## Your task:
Don't copy the pictures; return every other part of the records exactly.

## Data provided:
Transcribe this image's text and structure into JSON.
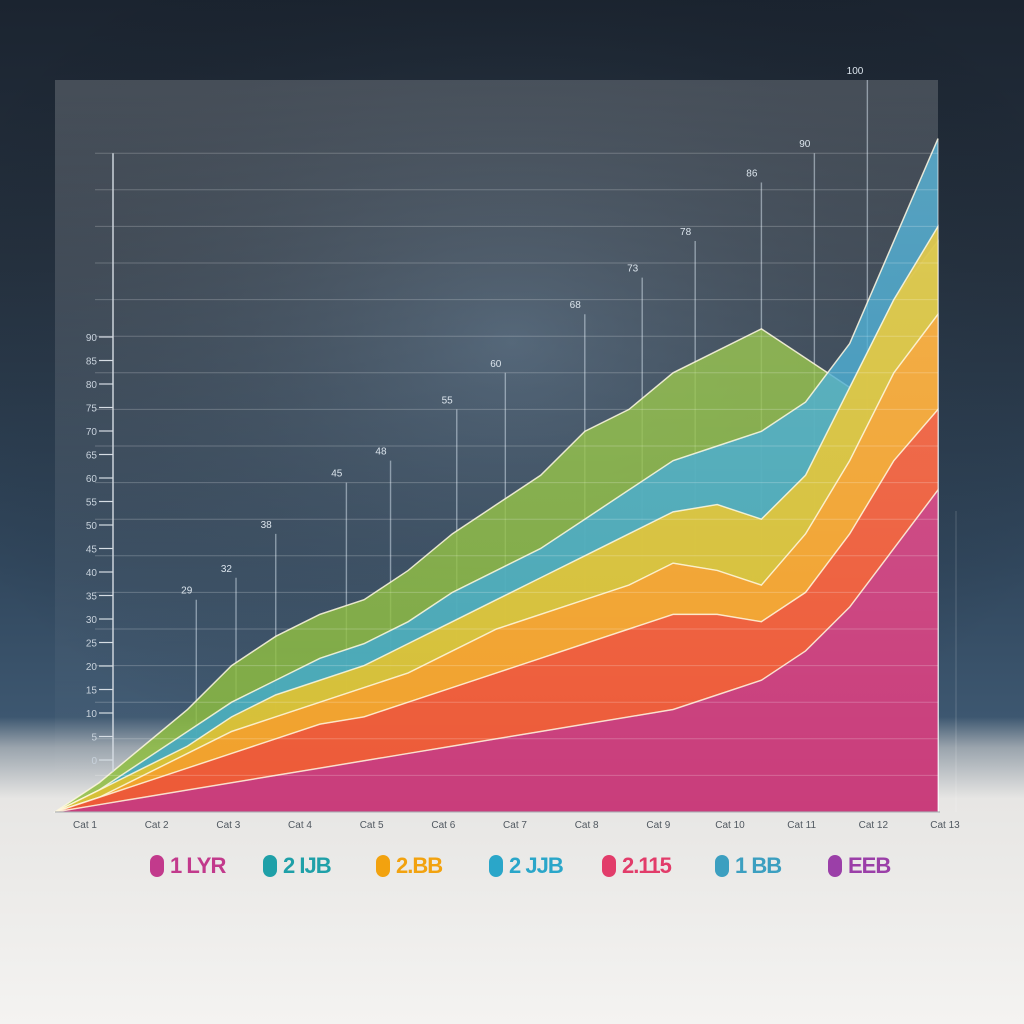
{
  "chart_data": {
    "type": "area",
    "title": "",
    "xlabel": "",
    "ylabel": "",
    "categories": [
      "Cat 1",
      "Cat 2",
      "Cat 3",
      "Cat 4",
      "Cat 5",
      "Cat 6",
      "Cat 7",
      "Cat 8",
      "Cat 9",
      "Cat 10",
      "Cat 11",
      "Cat 12",
      "Cat 13"
    ],
    "x": [
      0,
      1,
      2,
      3,
      4,
      5,
      6,
      7,
      8,
      9,
      10,
      11,
      12,
      13,
      14,
      15,
      16,
      17,
      18,
      19,
      20
    ],
    "ylim": [
      0,
      100
    ],
    "yticks": [
      0,
      5,
      10,
      15,
      20,
      25,
      30,
      35,
      40,
      45,
      50,
      55,
      60,
      65,
      70,
      75,
      80,
      85,
      90
    ],
    "grid": true,
    "legend": "none",
    "series": [
      {
        "color": "#8cbd3a",
        "values": [
          0,
          4,
          9,
          14,
          20,
          24,
          27,
          29,
          33,
          38,
          42,
          46,
          52,
          55,
          60,
          63,
          66,
          62,
          58,
          70,
          78
        ]
      },
      {
        "color": "#3aa6d0",
        "values": [
          0,
          3,
          7,
          11,
          15,
          18,
          21,
          23,
          26,
          30,
          33,
          36,
          40,
          44,
          48,
          50,
          52,
          56,
          64,
          78,
          92
        ]
      },
      {
        "color": "#f5c518",
        "values": [
          0,
          3,
          6,
          9,
          13,
          16,
          18,
          20,
          23,
          26,
          29,
          32,
          35,
          38,
          41,
          42,
          40,
          46,
          58,
          70,
          80
        ]
      },
      {
        "color": "#f79a2a",
        "values": [
          0,
          2,
          5,
          8,
          11,
          13,
          15,
          17,
          19,
          22,
          25,
          27,
          29,
          31,
          34,
          33,
          31,
          38,
          48,
          60,
          68
        ]
      },
      {
        "color": "#ec4a3a",
        "values": [
          0,
          2,
          4,
          6,
          8,
          10,
          12,
          13,
          15,
          17,
          19,
          21,
          23,
          25,
          27,
          27,
          26,
          30,
          38,
          48,
          55
        ]
      },
      {
        "color": "#c1378a",
        "values": [
          0,
          1,
          2,
          3,
          4,
          5,
          6,
          7,
          8,
          9,
          10,
          11,
          12,
          13,
          14,
          16,
          18,
          22,
          28,
          36,
          44
        ]
      }
    ],
    "bar_labels": [
      {
        "x": 3.2,
        "value": 29
      },
      {
        "x": 4.1,
        "value": 32
      },
      {
        "x": 5.0,
        "value": 38
      },
      {
        "x": 6.6,
        "value": 45
      },
      {
        "x": 7.6,
        "value": 48
      },
      {
        "x": 9.1,
        "value": 55
      },
      {
        "x": 10.2,
        "value": 60
      },
      {
        "x": 12.0,
        "value": 68
      },
      {
        "x": 13.3,
        "value": 73
      },
      {
        "x": 14.5,
        "value": 78
      },
      {
        "x": 16.0,
        "value": 86
      },
      {
        "x": 17.2,
        "value": 90
      },
      {
        "x": 18.4,
        "value": 100
      }
    ],
    "kpis": [
      {
        "accent": "#c23a8c",
        "value": "1 LYR",
        "lines": [
          "",
          "",
          ""
        ]
      },
      {
        "accent": "#1fa0a8",
        "value": "2 IJB",
        "lines": [
          "",
          "",
          ""
        ]
      },
      {
        "accent": "#f2a20f",
        "value": "2.BB",
        "lines": [
          "",
          "",
          ""
        ]
      },
      {
        "accent": "#2aa6c9",
        "value": "2 JJB",
        "lines": [
          "",
          "",
          ""
        ]
      },
      {
        "accent": "#e23c6a",
        "value": "2.115",
        "lines": [
          "",
          "",
          ""
        ]
      },
      {
        "accent": "#3c9fc0",
        "value": "1 BB",
        "lines": [
          "",
          "",
          ""
        ]
      },
      {
        "accent": "#9b3fa8",
        "value": "EEB",
        "lines": [
          "",
          "",
          ""
        ]
      }
    ],
    "footer": [
      "",
      ""
    ]
  }
}
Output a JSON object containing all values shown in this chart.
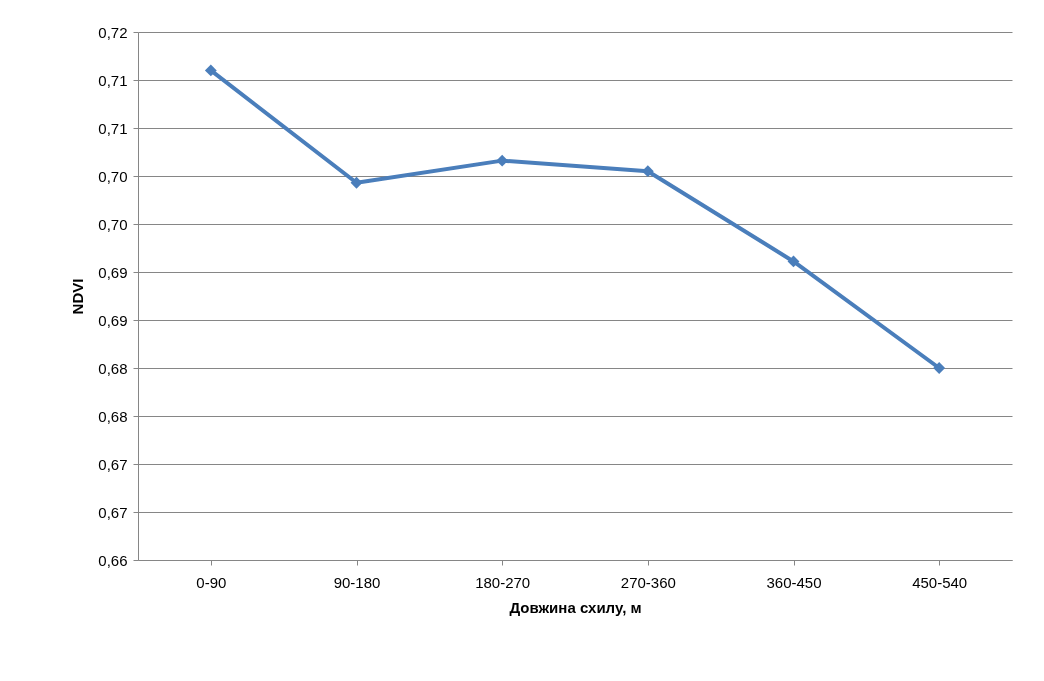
{
  "chart_data": {
    "type": "line",
    "xlabel": "Довжина схилу, м",
    "ylabel": "NDVI",
    "categories": [
      "0-90",
      "90-180",
      "180-270",
      "270-360",
      "360-450",
      "450-540"
    ],
    "series": [
      {
        "color": "#4a7ebb",
        "values": [
          0.711,
          0.6993,
          0.7016,
          0.7005,
          0.6911,
          0.68
        ]
      }
    ],
    "ylim": [
      0.66,
      0.715
    ],
    "yticks": [
      {
        "value": 0.66,
        "label": "0,66"
      },
      {
        "value": 0.665,
        "label": "0,67"
      },
      {
        "value": 0.67,
        "label": "0,67"
      },
      {
        "value": 0.675,
        "label": "0,68"
      },
      {
        "value": 0.68,
        "label": "0,68"
      },
      {
        "value": 0.685,
        "label": "0,69"
      },
      {
        "value": 0.69,
        "label": "0,69"
      },
      {
        "value": 0.695,
        "label": "0,70"
      },
      {
        "value": 0.7,
        "label": "0,70"
      },
      {
        "value": 0.705,
        "label": "0,71"
      },
      {
        "value": 0.71,
        "label": "0,71"
      },
      {
        "value": 0.715,
        "label": "0,72"
      }
    ],
    "grid": "y",
    "marker": "diamond",
    "line_style": "solid"
  }
}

## Exercise answer:
Transcribe this image's text and structure into JSON.
{
  "chart_data": {
    "type": "area",
    "title": "",
    "xlabel": "",
    "ylabel": "",
    "categories": [
      "Cat 1",
      "Cat 2",
      "Cat 3",
      "Cat 4",
      "Cat 5",
      "Cat 6",
      "Cat 7",
      "Cat 8",
      "Cat 9",
      "Cat 10",
      "Cat 11",
      "Cat 12",
      "Cat 13"
    ],
    "x": [
      0,
      1,
      2,
      3,
      4,
      5,
      6,
      7,
      8,
      9,
      10,
      11,
      12,
      13,
      14,
      15,
      16,
      17,
      18,
      19,
      20
    ],
    "ylim": [
      0,
      100
    ],
    "yticks": [
      0,
      5,
      10,
      15,
      20,
      25,
      30,
      35,
      40,
      45,
      50,
      55,
      60,
      65,
      70,
      75,
      80,
      85,
      90
    ],
    "grid": true,
    "legend": "none",
    "series": [
      {
        "color": "#8cbd3a",
        "values": [
          0,
          4,
          9,
          14,
          20,
          24,
          27,
          29,
          33,
          38,
          42,
          46,
          52,
          55,
          60,
          63,
          66,
          62,
          58,
          70,
          78
        ]
      },
      {
        "color": "#3aa6d0",
        "values": [
          0,
          3,
          7,
          11,
          15,
          18,
          21,
          23,
          26,
          30,
          33,
          36,
          40,
          44,
          48,
          50,
          52,
          56,
          64,
          78,
          92
        ]
      },
      {
        "color": "#f5c518",
        "values": [
          0,
          3,
          6,
          9,
          13,
          16,
          18,
          20,
          23,
          26,
          29,
          32,
          35,
          38,
          41,
          42,
          40,
          46,
          58,
          70,
          80
        ]
      },
      {
        "color": "#f79a2a",
        "values": [
          0,
          2,
          5,
          8,
          11,
          13,
          15,
          17,
          19,
          22,
          25,
          27,
          29,
          31,
          34,
          33,
          31,
          38,
          48,
          60,
          68
        ]
      },
      {
        "color": "#ec4a3a",
        "values": [
          0,
          2,
          4,
          6,
          8,
          10,
          12,
          13,
          15,
          17,
          19,
          21,
          23,
          25,
          27,
          27,
          26,
          30,
          38,
          48,
          55
        ]
      },
      {
        "color": "#c1378a",
        "values": [
          0,
          1,
          2,
          3,
          4,
          5,
          6,
          7,
          8,
          9,
          10,
          11,
          12,
          13,
          14,
          16,
          18,
          22,
          28,
          36,
          44
        ]
      }
    ],
    "bar_labels": [
      {
        "x": 3.2,
        "value": 29
      },
      {
        "x": 4.1,
        "value": 32
      },
      {
        "x": 5.0,
        "value": 38
      },
      {
        "x": 6.6,
        "value": 45
      },
      {
        "x": 7.6,
        "value": 48
      },
      {
        "x": 9.1,
        "value": 55
      },
      {
        "x": 10.2,
        "value": 60
      },
      {
        "x": 12.0,
        "value": 68
      },
      {
        "x": 13.3,
        "value": 73
      },
      {
        "x": 14.5,
        "value": 78
      },
      {
        "x": 16.0,
        "value": 86
      },
      {
        "x": 17.2,
        "value": 90
      },
      {
        "x": 18.4,
        "value": 100
      }
    ],
    "kpis": [
      {
        "accent": "#c23a8c",
        "value": "1 LYR",
        "lines": [
          "",
          "",
          ""
        ]
      },
      {
        "accent": "#1fa0a8",
        "value": "2 IJB",
        "lines": [
          "",
          "",
          ""
        ]
      },
      {
        "accent": "#f2a20f",
        "value": "2.BB",
        "lines": [
          "",
          "",
          ""
        ]
      },
      {
        "accent": "#2aa6c9",
        "value": "2 JJB",
        "lines": [
          "",
          "",
          ""
        ]
      },
      {
        "accent": "#e23c6a",
        "value": "2.115",
        "lines": [
          "",
          "",
          ""
        ]
      },
      {
        "accent": "#3c9fc0",
        "value": "1 BB",
        "lines": [
          "",
          "",
          ""
        ]
      },
      {
        "accent": "#9b3fa8",
        "value": "EEB",
        "lines": [
          "",
          "",
          ""
        ]
      }
    ],
    "footer": [
      "",
      ""
    ]
  }
}
Output a JSON object containing all values shown in this chart.
{
  "chart_data": {
    "type": "line",
    "xlabel": "Довжина схилу, м",
    "ylabel": "NDVI",
    "categories": [
      "0-90",
      "90-180",
      "180-270",
      "270-360",
      "360-450",
      "450-540"
    ],
    "series": [
      {
        "color": "#4a7ebb",
        "values": [
          0.711,
          0.6993,
          0.7016,
          0.7005,
          0.6911,
          0.68
        ]
      }
    ],
    "ylim": [
      0.66,
      0.715
    ],
    "yticks": [
      {
        "value": 0.66,
        "label": "0,66"
      },
      {
        "value": 0.665,
        "label": "0,67"
      },
      {
        "value": 0.67,
        "label": "0,67"
      },
      {
        "value": 0.675,
        "label": "0,68"
      },
      {
        "value": 0.68,
        "label": "0,68"
      },
      {
        "value": 0.685,
        "label": "0,69"
      },
      {
        "value": 0.69,
        "label": "0,69"
      },
      {
        "value": 0.695,
        "label": "0,70"
      },
      {
        "value": 0.7,
        "label": "0,70"
      },
      {
        "value": 0.705,
        "label": "0,71"
      },
      {
        "value": 0.71,
        "label": "0,71"
      },
      {
        "value": 0.715,
        "label": "0,72"
      }
    ],
    "grid": "y",
    "marker": "diamond",
    "line_style": "solid"
  }
}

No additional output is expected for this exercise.